### What is required
Pick out and copy every line below that has the word "электромеханик".

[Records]
* * *

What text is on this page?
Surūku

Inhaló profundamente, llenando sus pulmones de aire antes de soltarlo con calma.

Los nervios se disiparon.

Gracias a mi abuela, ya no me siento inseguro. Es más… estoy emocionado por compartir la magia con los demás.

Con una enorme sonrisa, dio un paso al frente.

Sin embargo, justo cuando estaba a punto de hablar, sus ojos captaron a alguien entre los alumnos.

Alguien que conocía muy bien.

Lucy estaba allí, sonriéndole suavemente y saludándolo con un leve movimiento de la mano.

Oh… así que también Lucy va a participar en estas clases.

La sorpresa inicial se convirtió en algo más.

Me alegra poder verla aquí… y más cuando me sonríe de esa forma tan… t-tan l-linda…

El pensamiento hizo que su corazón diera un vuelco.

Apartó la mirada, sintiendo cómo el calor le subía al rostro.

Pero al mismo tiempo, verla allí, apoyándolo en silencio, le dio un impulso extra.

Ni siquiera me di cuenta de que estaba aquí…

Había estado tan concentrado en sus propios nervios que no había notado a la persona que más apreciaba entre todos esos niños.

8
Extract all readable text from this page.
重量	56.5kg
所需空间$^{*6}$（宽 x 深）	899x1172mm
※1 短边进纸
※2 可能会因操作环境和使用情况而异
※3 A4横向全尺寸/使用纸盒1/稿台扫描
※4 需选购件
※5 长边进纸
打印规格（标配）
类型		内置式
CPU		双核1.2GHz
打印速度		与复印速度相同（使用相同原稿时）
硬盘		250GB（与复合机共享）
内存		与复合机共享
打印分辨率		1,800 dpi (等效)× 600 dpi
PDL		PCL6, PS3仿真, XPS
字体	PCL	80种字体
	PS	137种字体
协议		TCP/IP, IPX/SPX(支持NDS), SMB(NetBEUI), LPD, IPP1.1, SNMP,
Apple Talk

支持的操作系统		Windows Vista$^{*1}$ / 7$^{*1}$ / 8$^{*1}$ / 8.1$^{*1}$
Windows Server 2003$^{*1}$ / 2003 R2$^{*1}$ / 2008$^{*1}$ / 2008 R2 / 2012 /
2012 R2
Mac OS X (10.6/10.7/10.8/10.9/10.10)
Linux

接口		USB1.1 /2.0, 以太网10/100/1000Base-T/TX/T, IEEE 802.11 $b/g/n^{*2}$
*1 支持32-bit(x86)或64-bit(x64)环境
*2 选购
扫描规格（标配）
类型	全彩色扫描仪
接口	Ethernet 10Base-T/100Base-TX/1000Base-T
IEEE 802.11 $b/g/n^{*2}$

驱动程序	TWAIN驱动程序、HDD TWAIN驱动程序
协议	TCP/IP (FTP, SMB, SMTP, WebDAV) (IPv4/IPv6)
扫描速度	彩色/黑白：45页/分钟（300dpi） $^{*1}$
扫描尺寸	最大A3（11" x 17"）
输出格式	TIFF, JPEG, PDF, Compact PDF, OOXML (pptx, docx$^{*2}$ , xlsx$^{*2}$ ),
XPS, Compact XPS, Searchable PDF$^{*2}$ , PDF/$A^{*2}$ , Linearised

* * *

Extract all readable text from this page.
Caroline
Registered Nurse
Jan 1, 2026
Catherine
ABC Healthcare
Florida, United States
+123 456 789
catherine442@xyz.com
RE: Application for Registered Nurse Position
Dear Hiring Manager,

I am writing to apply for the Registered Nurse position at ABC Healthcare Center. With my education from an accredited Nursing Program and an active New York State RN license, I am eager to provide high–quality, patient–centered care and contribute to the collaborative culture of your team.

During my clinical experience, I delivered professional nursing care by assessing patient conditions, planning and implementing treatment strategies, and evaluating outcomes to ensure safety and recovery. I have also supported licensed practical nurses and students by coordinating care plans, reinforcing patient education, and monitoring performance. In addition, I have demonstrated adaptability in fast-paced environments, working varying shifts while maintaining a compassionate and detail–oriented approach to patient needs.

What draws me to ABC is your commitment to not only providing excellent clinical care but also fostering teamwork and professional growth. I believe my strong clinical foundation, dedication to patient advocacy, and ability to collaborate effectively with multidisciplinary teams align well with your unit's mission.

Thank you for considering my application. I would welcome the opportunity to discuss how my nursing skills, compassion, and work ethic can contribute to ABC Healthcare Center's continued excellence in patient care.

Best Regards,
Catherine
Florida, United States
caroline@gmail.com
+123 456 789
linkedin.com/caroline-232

* * *

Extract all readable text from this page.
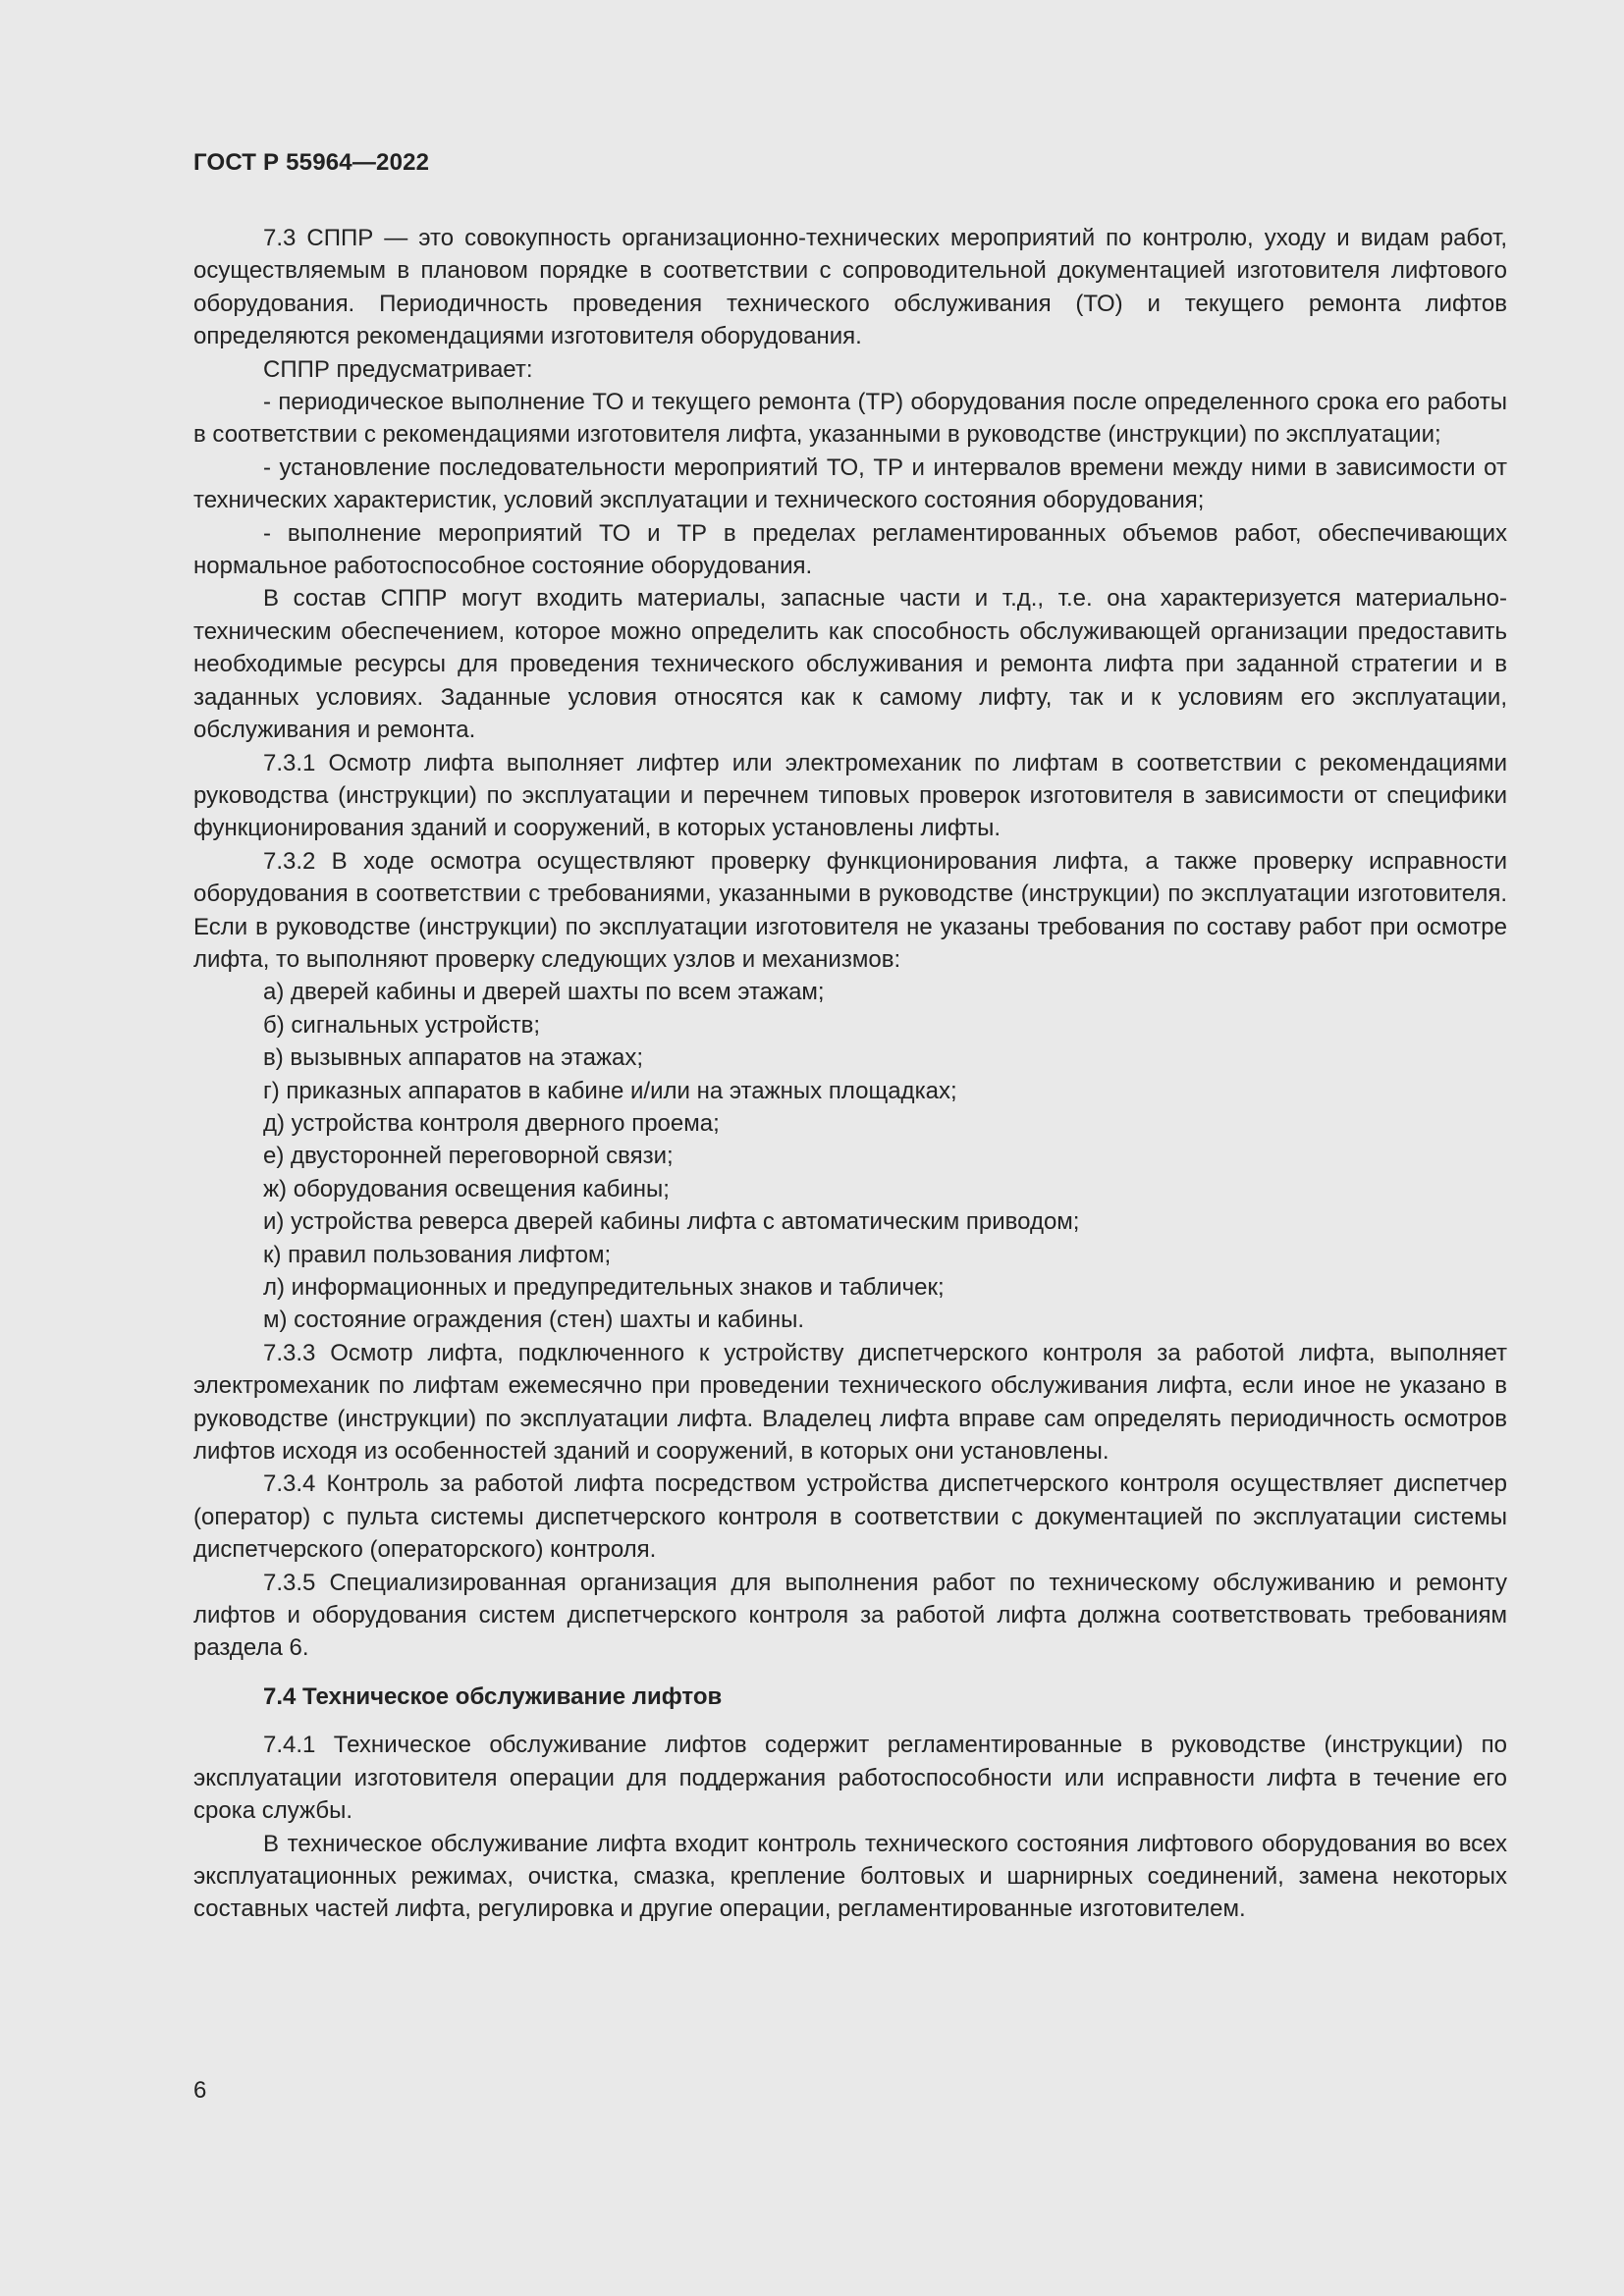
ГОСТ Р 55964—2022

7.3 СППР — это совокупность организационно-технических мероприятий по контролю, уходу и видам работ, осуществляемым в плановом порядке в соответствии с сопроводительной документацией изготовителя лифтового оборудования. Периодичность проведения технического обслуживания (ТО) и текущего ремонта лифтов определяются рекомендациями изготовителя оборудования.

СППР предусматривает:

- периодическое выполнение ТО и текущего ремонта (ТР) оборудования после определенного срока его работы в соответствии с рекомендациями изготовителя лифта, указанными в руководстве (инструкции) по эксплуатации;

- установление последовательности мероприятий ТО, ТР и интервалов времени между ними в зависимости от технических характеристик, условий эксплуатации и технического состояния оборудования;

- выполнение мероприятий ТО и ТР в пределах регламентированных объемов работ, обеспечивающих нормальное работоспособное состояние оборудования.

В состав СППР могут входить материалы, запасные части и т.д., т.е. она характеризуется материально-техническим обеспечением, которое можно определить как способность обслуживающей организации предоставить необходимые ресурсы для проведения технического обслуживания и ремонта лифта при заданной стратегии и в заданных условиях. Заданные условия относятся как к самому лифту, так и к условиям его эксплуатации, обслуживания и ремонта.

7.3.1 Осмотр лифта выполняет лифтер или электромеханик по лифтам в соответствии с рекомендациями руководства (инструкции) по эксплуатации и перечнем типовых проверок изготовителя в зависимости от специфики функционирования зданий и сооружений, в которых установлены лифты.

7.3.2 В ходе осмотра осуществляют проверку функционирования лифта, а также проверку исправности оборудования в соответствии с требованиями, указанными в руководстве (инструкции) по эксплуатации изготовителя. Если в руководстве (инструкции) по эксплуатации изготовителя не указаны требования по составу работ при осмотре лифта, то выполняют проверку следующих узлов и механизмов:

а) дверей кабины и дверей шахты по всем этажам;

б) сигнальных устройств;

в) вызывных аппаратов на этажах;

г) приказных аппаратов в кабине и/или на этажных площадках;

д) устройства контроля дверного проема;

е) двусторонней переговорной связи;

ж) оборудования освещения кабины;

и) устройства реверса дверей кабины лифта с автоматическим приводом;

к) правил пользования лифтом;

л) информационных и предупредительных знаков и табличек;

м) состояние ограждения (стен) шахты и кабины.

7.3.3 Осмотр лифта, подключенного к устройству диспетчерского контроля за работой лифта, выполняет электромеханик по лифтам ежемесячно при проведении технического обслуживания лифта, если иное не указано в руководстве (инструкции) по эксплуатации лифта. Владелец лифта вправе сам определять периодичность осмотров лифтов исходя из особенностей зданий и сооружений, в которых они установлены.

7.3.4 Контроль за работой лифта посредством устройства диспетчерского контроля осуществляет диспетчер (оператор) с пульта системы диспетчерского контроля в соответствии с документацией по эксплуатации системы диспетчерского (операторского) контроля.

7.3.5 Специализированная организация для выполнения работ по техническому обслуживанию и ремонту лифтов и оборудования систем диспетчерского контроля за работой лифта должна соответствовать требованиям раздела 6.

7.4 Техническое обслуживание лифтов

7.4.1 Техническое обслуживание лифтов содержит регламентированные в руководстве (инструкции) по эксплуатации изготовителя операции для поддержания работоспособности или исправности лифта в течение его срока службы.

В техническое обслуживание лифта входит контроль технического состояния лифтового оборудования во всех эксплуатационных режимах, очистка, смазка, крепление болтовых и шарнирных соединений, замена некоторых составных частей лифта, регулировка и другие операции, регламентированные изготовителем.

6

* * *

### Worked solution
7.3.1 Осмотр лифта выполняет лифтер или электромеханик по лифтам в соответствии с рекомендациями руководства (инструкции) по эксплуатации и перечнем типовых проверок изготовителя в зависимости от специфики функционирования зданий и сооружений, в которых установлены лифты.
7.3.3 Осмотр лифта, подключенного к устройству диспетчерского контроля за работой лифта, выполняет электромеханик по лифтам ежемесячно при проведении технического обслуживания лифта, если иное не указано в руководстве (инструкции) по эксплуатации лифта. Владелец лифта вправе сам определять периодичность осмотров лифтов исходя из особенностей зданий и сооружений, в которых они установлены.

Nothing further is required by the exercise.